Stored data entries
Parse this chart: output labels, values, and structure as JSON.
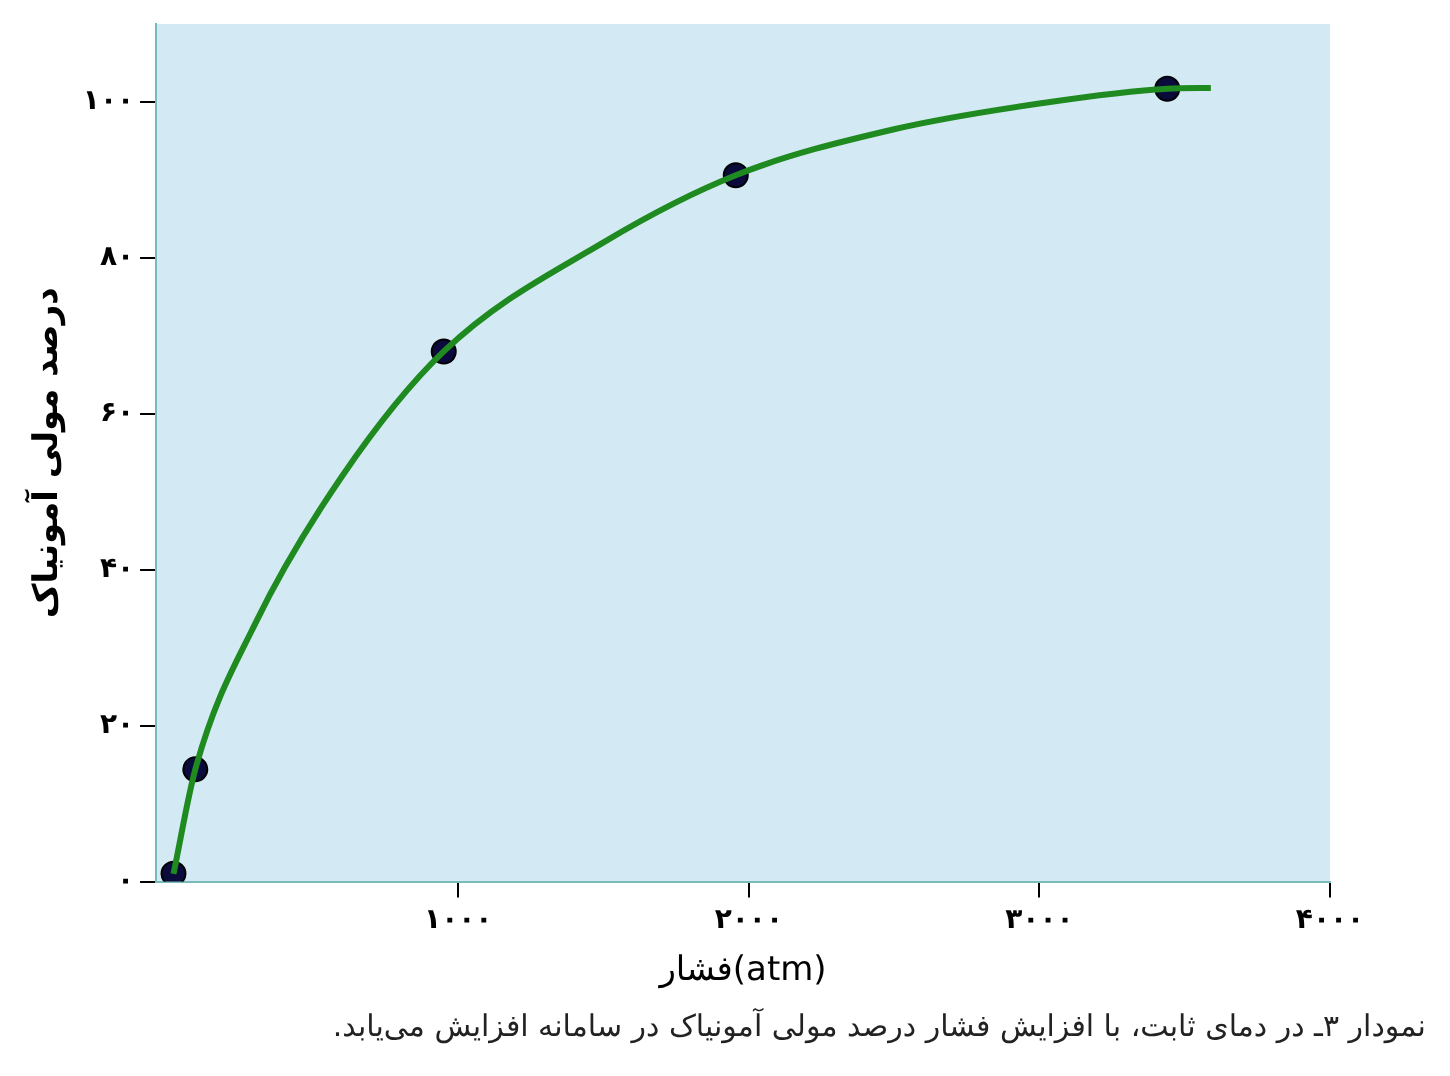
{
  "chart_data": {
    "type": "line",
    "xlabel": "فشار(atm)",
    "ylabel": "درصد مولی آمونیاک",
    "annotations": [
      "نمودار ۳ـ در دمای ثابت، با افزایش فشار درصد مولی آمونیاک در سامانه افزایش می‌یابد."
    ],
    "xlim": [
      -40,
      4000
    ],
    "ylim": [
      0,
      110
    ],
    "xticks": [
      {
        "value": 1000,
        "label": "۱۰۰۰"
      },
      {
        "value": 2000,
        "label": "۲۰۰۰"
      },
      {
        "value": 3000,
        "label": "۳۰۰۰"
      },
      {
        "value": 4000,
        "label": "۴۰۰۰"
      }
    ],
    "yticks": [
      {
        "value": 0,
        "label": "۰"
      },
      {
        "value": 20,
        "label": "۲۰"
      },
      {
        "value": 40,
        "label": "۴۰"
      },
      {
        "value": 60,
        "label": "۶۰"
      },
      {
        "value": 80,
        "label": "۸۰"
      },
      {
        "value": 100,
        "label": "۱۰۰"
      }
    ],
    "grid": false,
    "legend": false,
    "series": [
      {
        "type": "line",
        "marker": "none",
        "color": "#1f8a1f",
        "x": [
          20,
          95,
          300,
          600,
          950,
          1500,
          1955,
          2500,
          3000,
          3440,
          3590
        ],
        "values": [
          1,
          14.4,
          33,
          52,
          68,
          82,
          90.6,
          96.5,
          99.8,
          101.7,
          101.8
        ]
      },
      {
        "type": "scatter",
        "marker": "circle",
        "color": "#0a0a3c",
        "x": [
          20,
          95,
          950,
          1955,
          3440
        ],
        "values": [
          1,
          14.4,
          68,
          90.6,
          101.7
        ]
      }
    ]
  }
}
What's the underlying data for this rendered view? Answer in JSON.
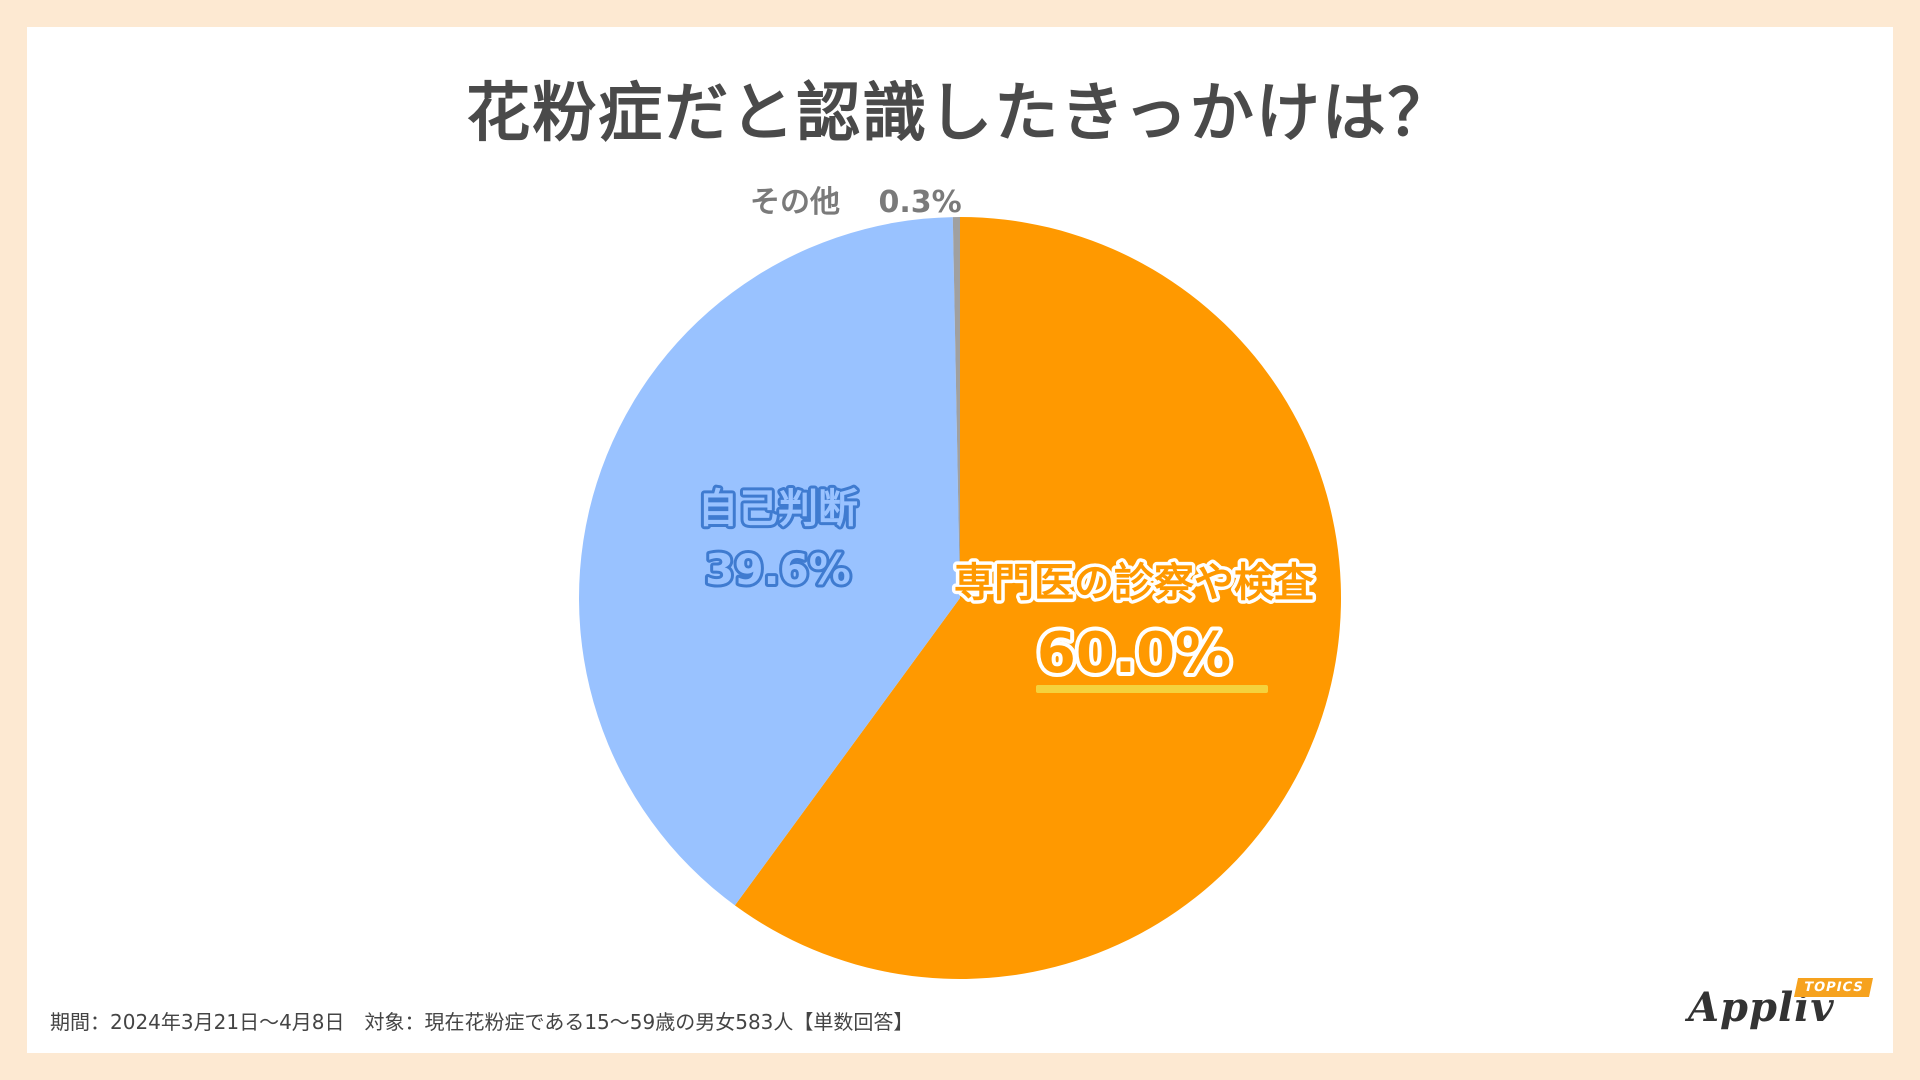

*Problem description*
Copy all lines above containing the string "this".

*Response to the task*
Parse this chart: output labels, values, and structure as JSON.
What's the underlying data for this rendered view? Answer in JSON.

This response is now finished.